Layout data

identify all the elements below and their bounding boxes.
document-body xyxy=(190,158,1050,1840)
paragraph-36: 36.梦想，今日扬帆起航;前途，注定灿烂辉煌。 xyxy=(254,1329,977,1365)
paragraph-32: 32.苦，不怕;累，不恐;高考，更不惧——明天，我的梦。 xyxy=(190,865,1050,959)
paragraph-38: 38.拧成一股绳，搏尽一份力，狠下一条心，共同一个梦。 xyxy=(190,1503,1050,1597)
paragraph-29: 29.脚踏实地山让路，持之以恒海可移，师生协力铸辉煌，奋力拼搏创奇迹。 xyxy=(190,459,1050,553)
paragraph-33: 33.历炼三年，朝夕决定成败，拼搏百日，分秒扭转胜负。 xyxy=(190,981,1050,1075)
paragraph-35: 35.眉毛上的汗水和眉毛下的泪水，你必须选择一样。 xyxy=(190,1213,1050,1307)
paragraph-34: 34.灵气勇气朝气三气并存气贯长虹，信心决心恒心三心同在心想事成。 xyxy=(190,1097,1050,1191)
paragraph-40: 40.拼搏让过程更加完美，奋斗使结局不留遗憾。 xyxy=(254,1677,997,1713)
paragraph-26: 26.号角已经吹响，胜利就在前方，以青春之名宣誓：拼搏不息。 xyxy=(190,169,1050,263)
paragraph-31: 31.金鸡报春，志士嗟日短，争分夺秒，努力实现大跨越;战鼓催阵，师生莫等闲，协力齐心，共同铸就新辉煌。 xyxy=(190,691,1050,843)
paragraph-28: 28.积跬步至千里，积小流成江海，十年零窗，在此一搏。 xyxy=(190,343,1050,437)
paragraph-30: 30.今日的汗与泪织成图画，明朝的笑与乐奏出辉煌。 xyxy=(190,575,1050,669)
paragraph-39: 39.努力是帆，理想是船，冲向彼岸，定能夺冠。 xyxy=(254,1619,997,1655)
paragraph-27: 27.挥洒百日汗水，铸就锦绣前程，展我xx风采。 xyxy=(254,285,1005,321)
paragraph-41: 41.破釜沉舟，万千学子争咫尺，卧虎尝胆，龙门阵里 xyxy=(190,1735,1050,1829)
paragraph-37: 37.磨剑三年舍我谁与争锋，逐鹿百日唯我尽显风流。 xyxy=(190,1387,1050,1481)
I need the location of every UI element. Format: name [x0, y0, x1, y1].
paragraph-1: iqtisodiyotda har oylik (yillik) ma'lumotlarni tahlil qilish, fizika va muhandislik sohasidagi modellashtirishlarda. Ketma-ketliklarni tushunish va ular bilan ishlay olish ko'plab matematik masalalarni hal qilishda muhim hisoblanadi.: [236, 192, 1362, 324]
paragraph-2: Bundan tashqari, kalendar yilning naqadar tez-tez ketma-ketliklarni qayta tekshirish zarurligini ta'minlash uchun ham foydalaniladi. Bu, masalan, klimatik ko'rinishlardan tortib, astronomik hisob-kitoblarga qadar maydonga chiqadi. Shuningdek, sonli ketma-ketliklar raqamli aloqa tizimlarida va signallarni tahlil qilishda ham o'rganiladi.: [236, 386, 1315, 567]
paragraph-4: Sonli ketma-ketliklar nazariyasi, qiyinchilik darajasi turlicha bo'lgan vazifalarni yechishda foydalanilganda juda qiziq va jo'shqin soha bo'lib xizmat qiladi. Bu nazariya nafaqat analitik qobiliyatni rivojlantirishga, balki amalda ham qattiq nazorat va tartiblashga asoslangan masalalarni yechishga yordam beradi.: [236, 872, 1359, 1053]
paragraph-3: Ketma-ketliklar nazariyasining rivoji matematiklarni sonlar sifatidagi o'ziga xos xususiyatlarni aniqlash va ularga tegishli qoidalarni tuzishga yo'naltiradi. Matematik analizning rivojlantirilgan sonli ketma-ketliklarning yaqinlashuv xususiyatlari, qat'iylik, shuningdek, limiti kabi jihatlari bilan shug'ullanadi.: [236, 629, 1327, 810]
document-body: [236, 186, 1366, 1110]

Given exercise
Count the lines in the data above that contain the string "document" with matching case. Reply with the number alone.

Solution below
2